**Exercise:** Give the number of lines in this listing that contain the word "readers", and nothing else.

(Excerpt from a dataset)
----------------------------------------
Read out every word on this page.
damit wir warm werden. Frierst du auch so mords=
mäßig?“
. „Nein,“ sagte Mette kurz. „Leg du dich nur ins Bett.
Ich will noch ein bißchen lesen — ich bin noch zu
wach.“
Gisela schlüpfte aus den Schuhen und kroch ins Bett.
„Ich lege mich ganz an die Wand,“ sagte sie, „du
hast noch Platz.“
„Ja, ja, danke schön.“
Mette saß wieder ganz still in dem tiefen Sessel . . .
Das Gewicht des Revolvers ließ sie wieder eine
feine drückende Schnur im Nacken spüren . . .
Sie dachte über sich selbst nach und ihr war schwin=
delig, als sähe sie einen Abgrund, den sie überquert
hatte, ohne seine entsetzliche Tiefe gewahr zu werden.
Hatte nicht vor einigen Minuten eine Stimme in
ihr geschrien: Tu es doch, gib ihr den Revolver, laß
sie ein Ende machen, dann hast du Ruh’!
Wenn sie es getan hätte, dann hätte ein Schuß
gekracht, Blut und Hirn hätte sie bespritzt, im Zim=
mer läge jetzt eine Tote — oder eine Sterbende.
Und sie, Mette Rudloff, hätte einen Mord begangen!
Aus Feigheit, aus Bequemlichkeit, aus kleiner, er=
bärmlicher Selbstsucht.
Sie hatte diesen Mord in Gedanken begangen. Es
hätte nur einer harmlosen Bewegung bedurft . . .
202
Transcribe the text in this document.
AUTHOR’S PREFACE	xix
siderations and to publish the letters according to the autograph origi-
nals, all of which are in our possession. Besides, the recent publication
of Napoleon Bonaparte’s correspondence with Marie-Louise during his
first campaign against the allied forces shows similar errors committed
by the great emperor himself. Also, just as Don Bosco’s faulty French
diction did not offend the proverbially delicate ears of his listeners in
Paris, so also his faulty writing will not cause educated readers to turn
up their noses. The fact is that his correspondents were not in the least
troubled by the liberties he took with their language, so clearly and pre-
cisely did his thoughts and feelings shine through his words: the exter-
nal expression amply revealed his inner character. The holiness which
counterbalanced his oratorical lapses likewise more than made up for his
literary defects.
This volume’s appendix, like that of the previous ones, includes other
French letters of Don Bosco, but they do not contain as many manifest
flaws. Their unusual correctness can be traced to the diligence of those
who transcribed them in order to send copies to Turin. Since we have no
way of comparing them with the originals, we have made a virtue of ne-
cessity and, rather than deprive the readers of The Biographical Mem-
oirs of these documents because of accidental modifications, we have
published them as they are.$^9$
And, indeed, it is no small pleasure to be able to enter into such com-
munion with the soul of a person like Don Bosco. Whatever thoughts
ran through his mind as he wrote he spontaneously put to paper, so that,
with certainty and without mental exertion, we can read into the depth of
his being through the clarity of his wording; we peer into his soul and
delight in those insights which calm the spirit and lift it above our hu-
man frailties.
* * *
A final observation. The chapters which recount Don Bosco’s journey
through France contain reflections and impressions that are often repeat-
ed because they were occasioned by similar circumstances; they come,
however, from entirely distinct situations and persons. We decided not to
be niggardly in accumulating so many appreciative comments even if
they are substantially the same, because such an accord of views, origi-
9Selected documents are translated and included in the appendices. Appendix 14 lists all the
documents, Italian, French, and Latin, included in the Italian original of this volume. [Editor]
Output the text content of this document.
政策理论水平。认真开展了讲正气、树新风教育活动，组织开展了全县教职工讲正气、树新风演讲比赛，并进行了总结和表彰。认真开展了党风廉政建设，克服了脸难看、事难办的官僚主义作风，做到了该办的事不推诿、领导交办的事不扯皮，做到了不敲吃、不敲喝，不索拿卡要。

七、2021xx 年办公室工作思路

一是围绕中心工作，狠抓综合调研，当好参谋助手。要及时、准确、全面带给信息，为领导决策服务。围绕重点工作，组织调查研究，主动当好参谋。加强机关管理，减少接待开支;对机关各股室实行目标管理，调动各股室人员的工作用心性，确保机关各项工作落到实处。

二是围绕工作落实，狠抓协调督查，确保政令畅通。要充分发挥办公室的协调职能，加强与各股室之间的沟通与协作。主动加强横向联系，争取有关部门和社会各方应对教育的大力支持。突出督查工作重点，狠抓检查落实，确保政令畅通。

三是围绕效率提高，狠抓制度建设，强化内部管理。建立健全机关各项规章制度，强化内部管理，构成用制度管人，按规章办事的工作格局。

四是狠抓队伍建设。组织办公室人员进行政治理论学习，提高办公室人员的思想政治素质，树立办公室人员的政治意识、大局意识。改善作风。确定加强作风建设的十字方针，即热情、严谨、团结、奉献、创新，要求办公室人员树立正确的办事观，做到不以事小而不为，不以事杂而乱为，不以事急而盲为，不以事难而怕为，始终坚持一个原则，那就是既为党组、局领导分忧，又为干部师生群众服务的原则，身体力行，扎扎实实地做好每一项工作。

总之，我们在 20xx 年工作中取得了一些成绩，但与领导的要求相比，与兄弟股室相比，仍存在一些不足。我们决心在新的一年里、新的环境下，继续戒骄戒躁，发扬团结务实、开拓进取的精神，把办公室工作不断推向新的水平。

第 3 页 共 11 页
----------------------------------------
**Solved problem:** 2